Here are some records. Copy each one exactly.
----
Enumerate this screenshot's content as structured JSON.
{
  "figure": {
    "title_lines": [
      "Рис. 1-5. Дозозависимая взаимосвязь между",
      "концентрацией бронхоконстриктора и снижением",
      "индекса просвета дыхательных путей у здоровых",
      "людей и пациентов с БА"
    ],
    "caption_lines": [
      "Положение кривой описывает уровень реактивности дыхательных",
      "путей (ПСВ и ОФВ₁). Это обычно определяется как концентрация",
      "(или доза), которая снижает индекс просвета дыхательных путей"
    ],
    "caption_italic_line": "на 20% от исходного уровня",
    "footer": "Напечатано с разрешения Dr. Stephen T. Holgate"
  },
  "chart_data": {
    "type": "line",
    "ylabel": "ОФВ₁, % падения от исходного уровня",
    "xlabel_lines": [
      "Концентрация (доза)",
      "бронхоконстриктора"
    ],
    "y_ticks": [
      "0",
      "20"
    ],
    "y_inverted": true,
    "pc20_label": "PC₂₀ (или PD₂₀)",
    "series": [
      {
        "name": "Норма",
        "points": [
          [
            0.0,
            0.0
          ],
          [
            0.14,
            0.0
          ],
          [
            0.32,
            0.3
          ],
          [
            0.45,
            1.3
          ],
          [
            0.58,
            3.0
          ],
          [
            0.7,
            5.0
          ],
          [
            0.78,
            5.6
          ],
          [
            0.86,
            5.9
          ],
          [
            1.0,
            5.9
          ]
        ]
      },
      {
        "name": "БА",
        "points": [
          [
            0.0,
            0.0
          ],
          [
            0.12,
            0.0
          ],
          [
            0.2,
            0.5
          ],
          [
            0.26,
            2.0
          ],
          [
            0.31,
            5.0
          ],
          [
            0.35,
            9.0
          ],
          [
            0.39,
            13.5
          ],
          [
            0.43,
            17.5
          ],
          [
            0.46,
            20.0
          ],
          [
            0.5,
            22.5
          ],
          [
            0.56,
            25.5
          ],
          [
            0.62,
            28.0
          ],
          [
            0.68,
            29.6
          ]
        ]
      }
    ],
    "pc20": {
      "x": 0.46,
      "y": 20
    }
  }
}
----
• _The response_
Enumerate this screenshot's content as structured JSON.
{
  "figure": {
    "title_lines": [
      "Рис. 1-5. Дозозависимая взаимосвязь между",
      "концентрацией бронхоконстриктора и снижением",
      "индекса просвета дыхательных путей у здоровых",
      "людей и пациентов с БА"
    ],
    "caption_lines": [
      "Положение кривой описывает уровень реактивности дыхательных",
      "путей (ПСВ и ОФВ₁). Это обычно определяется как концентрация",
      "(или доза), которая снижает индекс просвета дыхательных путей"
    ],
    "caption_italic_line": "на 20% от исходного уровня",
    "footer": "Напечатано с разрешения Dr. Stephen T. Holgate"
  },
  "chart_data": {
    "type": "line",
    "ylabel": "ОФВ₁, % падения от исходного уровня",
    "xlabel_lines": [
      "Концентрация (доза)",
      "бронхоконстриктора"
    ],
    "y_ticks": [
      "0",
      "20"
    ],
    "y_inverted": true,
    "pc20_label": "PC₂₀ (или PD₂₀)",
    "series": [
      {
        "name": "Норма",
        "points": [
          [
            0.0,
            0.0
          ],
          [
            0.14,
            0.0
          ],
          [
            0.32,
            0.3
          ],
          [
            0.45,
            1.3
          ],
          [
            0.58,
            3.0
          ],
          [
            0.7,
            5.0
          ],
          [
            0.78,
            5.6
          ],
          [
            0.86,
            5.9
          ],
          [
            1.0,
            5.9
          ]
        ]
      },
      {
        "name": "БА",
        "points": [
          [
            0.0,
            0.0
          ],
          [
            0.12,
            0.0
          ],
          [
            0.2,
            0.5
          ],
          [
            0.26,
            2.0
          ],
          [
            0.31,
            5.0
          ],
          [
            0.35,
            9.0
          ],
          [
            0.39,
            13.5
          ],
          [
            0.43,
            17.5
          ],
          [
            0.46,
            20.0
          ],
          [
            0.5,
            22.5
          ],
          [
            0.56,
            25.5
          ],
          [
            0.62,
            28.0
          ],
          [
            0.68,
            29.6
          ]
        ]
      }
    ],
    "pc20": {
      "x": 0.46,
      "y": 20
    }
  }
}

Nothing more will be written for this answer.